**Problem statement**
From the listing below, extract every line in which the word "вопросам" appears.

----------------

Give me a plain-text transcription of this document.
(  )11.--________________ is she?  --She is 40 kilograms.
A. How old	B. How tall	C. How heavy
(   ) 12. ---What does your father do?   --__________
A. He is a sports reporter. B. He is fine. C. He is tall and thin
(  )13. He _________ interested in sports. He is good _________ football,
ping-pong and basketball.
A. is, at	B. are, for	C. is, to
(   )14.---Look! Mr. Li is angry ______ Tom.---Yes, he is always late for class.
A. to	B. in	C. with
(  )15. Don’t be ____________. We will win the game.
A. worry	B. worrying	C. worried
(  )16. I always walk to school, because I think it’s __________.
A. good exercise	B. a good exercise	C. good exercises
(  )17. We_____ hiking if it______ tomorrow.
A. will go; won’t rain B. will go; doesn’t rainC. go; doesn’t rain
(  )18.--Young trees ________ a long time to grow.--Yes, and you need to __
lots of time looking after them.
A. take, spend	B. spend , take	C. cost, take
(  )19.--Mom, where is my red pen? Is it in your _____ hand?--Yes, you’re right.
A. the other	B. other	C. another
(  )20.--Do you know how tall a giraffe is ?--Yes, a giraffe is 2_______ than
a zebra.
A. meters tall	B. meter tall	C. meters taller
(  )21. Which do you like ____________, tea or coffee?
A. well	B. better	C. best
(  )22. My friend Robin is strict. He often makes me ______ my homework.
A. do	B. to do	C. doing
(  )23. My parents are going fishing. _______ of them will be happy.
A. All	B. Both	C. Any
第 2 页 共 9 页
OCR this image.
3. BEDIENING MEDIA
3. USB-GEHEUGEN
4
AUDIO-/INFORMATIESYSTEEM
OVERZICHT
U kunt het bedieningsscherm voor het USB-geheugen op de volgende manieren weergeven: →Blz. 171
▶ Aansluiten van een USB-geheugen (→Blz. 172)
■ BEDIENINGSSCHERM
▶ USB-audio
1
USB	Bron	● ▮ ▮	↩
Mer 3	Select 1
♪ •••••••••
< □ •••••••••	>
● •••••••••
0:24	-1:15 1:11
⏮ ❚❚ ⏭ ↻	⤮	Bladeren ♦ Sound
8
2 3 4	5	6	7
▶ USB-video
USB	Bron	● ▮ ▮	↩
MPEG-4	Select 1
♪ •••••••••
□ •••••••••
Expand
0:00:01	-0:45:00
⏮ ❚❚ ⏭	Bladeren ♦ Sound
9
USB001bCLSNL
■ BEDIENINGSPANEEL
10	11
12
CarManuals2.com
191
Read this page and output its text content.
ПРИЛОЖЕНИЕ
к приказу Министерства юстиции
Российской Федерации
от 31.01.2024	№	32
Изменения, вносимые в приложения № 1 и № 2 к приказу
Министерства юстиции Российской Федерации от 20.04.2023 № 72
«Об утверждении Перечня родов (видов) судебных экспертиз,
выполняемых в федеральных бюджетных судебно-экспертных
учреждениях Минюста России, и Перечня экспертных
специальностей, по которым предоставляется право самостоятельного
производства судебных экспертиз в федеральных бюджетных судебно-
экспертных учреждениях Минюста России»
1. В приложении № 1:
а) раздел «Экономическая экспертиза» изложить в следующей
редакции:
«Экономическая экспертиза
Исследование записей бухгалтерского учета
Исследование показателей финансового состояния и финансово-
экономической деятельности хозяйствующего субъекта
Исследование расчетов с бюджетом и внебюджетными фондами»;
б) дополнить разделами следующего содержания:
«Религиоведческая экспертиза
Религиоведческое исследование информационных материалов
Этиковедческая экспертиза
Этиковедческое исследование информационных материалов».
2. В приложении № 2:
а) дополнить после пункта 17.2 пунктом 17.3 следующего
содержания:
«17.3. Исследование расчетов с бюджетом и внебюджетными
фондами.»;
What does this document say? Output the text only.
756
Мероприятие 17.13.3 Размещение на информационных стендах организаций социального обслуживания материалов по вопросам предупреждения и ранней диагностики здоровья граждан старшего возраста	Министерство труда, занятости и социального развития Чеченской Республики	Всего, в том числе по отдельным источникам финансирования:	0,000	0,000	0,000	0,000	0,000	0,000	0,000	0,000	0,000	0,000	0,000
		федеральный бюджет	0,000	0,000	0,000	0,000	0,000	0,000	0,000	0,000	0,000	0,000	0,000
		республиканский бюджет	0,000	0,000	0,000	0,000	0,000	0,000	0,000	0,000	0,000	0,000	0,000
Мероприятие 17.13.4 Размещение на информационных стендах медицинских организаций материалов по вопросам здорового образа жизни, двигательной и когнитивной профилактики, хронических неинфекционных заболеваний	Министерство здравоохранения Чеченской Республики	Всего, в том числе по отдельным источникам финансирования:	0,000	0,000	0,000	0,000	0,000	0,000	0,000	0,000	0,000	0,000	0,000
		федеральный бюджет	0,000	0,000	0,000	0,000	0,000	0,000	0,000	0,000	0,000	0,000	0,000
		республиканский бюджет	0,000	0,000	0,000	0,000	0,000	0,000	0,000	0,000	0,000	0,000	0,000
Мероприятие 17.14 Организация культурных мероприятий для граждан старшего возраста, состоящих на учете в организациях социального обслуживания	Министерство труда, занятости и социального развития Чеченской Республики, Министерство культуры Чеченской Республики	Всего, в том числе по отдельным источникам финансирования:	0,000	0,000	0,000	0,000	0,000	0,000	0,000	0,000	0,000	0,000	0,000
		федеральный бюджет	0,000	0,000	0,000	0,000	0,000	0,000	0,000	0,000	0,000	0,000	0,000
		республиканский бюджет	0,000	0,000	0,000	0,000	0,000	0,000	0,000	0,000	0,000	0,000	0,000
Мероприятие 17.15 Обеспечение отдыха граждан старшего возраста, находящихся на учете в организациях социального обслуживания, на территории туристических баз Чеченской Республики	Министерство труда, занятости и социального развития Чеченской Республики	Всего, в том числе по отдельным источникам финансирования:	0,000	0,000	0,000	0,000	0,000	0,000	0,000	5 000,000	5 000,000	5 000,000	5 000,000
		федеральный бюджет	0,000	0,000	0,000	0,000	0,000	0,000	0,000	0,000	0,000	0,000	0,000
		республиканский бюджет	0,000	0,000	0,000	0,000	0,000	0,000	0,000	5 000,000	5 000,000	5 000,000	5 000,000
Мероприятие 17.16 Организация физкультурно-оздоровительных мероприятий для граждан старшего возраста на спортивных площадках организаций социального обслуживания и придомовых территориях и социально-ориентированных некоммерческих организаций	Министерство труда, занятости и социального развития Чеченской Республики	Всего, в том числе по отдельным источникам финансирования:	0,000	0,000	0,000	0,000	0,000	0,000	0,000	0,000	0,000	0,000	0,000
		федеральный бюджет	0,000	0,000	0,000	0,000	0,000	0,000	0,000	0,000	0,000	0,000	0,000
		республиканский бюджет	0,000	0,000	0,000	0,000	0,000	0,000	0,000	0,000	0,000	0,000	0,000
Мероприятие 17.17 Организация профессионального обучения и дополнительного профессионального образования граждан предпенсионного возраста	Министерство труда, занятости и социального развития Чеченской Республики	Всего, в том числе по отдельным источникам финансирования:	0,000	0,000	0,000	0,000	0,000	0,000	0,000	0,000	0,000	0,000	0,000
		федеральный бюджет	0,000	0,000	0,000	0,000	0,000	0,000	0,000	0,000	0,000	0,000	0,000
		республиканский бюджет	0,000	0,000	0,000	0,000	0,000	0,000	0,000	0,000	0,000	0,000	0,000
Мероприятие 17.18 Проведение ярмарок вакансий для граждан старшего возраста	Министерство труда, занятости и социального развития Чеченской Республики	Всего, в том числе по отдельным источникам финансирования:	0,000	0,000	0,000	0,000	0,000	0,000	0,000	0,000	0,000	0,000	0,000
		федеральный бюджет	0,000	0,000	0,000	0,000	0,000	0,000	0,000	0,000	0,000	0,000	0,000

----------------

**Expected answer**
Мероприятие 17.13.3 Размещение на информационных стендах организаций социального обслуживания материалов по вопросам предупреждения и ранней диагностики здоровья граждан старшего возраста	Министерство труда, занятости и социального развития Чеченской Республики	Всего, в том числе по отдельным источникам финансирования:	0,000	0,000	0,000	0,000	0,000	0,000	0,000	0,000	0,000	0,000	0,000
Мероприятие 17.13.4 Размещение на информационных стендах медицинских организаций материалов по вопросам здорового образа жизни, двигательной и когнитивной профилактики, хронических неинфекционных заболеваний	Министерство здравоохранения Чеченской Республики	Всего, в том числе по отдельным источникам финансирования:	0,000	0,000	0,000	0,000	0,000	0,000	0,000	0,000	0,000	0,000	0,000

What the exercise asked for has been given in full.